Work to complete: Rewrite the court opinion from "Hughes, Hubbard &" up to and including "Music Publishers, Inc.", replacing "New York City" with "Manhattan".

Passage given:
· · ·

Hughes, Hubbard & Reed, New York City, for Broadcast Music, Inc.; Amalya L. Kearse, George A. Davidson, New York City, of counsel.

Stroock & Stroock & Lavan, New York City, for Warner Bros. Inc.

Simpson, Thacher & Bartlett, New York City, for MCA, Inc. and Duchess Music Corp.

Linden & Deutsch, New York City, for G. Schirmer, Inc. and Associated Music Publishers, Inc.

Hofheimer, Gartlir, Gottlieb & Gross, New York City, for Essex Music, Inc. and Hollis Music, Inc.

LASKER, District Judge.

In this age of change the quality of life has been fundamentally altered and influenced by the development of the automobile, the computer and television.

Millions of viewers spend untold hours weekly viewing television. During the larger part of that time the viewer is a listener to programs which utilize music, whether as background, as theme or as a feature. This case relates to the method by which networks are licensed to use copyrighted music on television.

The Columbia Broadcasting System (CBS) 1 brings this antitrust action against the American Society of Composers, Authors and Publishers (ASCAP), Broadcast Music, Inc. (BMI) and their members and affiliates. 2 It complains that the present system by which ASCAP and BMI issue blanket licenses for the right to perform any or all of the compositions in their repertories over the CBS network in exchange for a flat annual fee violates the Sherman Act, 15 U.S.C. §§ 1 and 2. The complaint seeks an injunction under § 16 of the Clayton Act, 15 U.S.C. § 26, directing ASCAP and BMI to offer CBS performance right licenses on terms which reflect the nature and amount of CBS' actual use of music, or in the alternative, enjoining them from offering blanket licenses to any television network. CBS also seeks a declaration of copyright misuse under the Declaratory Judgment Act, 28 U.S.C. §§ 2201, 2202.

· · ·

Information provided:
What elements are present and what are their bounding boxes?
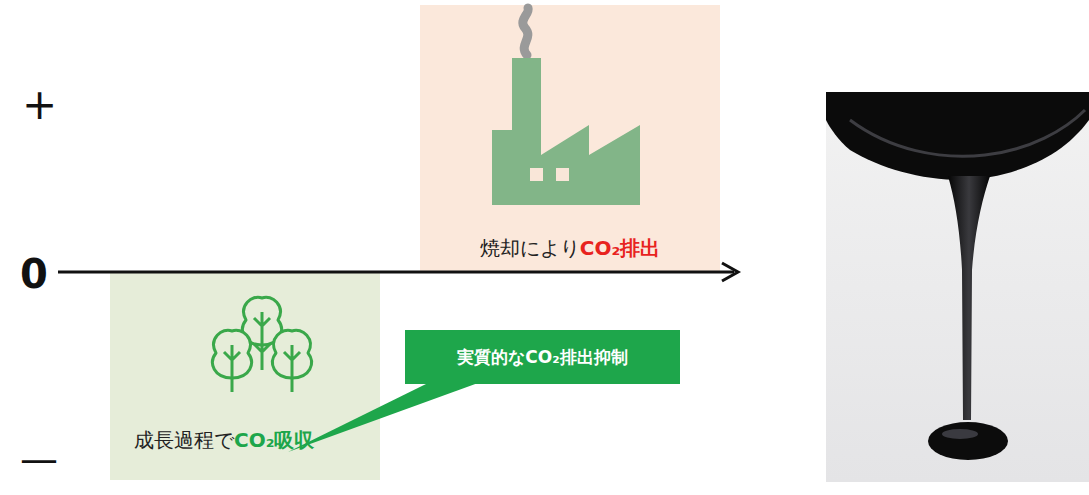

· · ·

Problem solution:
Hughes, Hubbard & Reed, Manhattan, for Broadcast Music, Inc.; Amalya L. Kearse, George A. Davidson, Manhattan, of counsel.

Stroock & Stroock & Lavan, Manhattan, for Warner Bros. Inc.

Simpson, Thacher & Bartlett, Manhattan, for MCA, Inc. and Duchess Music Corp.

Linden & Deutsch, Manhattan, for G. Schirmer, Inc. and Associated Music Publishers, Inc.